⟨
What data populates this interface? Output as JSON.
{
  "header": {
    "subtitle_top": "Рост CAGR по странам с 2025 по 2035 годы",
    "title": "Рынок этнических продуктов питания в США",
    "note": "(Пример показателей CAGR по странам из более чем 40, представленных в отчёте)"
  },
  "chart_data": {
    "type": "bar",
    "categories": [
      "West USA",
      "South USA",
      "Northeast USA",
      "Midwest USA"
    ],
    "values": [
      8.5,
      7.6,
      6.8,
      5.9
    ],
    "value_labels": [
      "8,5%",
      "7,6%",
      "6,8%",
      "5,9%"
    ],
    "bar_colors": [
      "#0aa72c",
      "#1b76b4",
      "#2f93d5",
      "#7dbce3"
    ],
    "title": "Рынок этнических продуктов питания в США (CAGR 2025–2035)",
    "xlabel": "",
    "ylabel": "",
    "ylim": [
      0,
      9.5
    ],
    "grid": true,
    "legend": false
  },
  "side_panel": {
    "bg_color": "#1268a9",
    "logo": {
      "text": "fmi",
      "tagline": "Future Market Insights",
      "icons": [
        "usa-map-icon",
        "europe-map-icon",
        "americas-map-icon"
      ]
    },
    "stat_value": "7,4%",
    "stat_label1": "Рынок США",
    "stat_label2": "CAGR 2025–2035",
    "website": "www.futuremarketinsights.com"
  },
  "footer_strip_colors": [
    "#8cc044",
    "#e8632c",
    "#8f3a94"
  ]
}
⟩
Each of the records should be retyped exactly.

#### ANSWER:
What data populates this interface? Output as JSON.
{
  "header": {
    "subtitle_top": "Рост CAGR по странам с 2025 по 2035 годы",
    "title": "Рынок этнических продуктов питания в США",
    "note": "(Пример показателей CAGR по странам из более чем 40, представленных в отчёте)"
  },
  "chart_data": {
    "type": "bar",
    "categories": [
      "West USA",
      "South USA",
      "Northeast USA",
      "Midwest USA"
    ],
    "values": [
      8.5,
      7.6,
      6.8,
      5.9
    ],
    "value_labels": [
      "8,5%",
      "7,6%",
      "6,8%",
      "5,9%"
    ],
    "bar_colors": [
      "#0aa72c",
      "#1b76b4",
      "#2f93d5",
      "#7dbce3"
    ],
    "title": "Рынок этнических продуктов питания в США (CAGR 2025–2035)",
    "xlabel": "",
    "ylabel": "",
    "ylim": [
      0,
      9.5
    ],
    "grid": true,
    "legend": false
  },
  "side_panel": {
    "bg_color": "#1268a9",
    "logo": {
      "text": "fmi",
      "tagline": "Future Market Insights",
      "icons": [
        "usa-map-icon",
        "europe-map-icon",
        "americas-map-icon"
      ]
    },
    "stat_value": "7,4%",
    "stat_label1": "Рынок США",
    "stat_label2": "CAGR 2025–2035",
    "website": "www.futuremarketinsights.com"
  },
  "footer_strip_colors": [
    "#8cc044",
    "#e8632c",
    "#8f3a94"
  ]
}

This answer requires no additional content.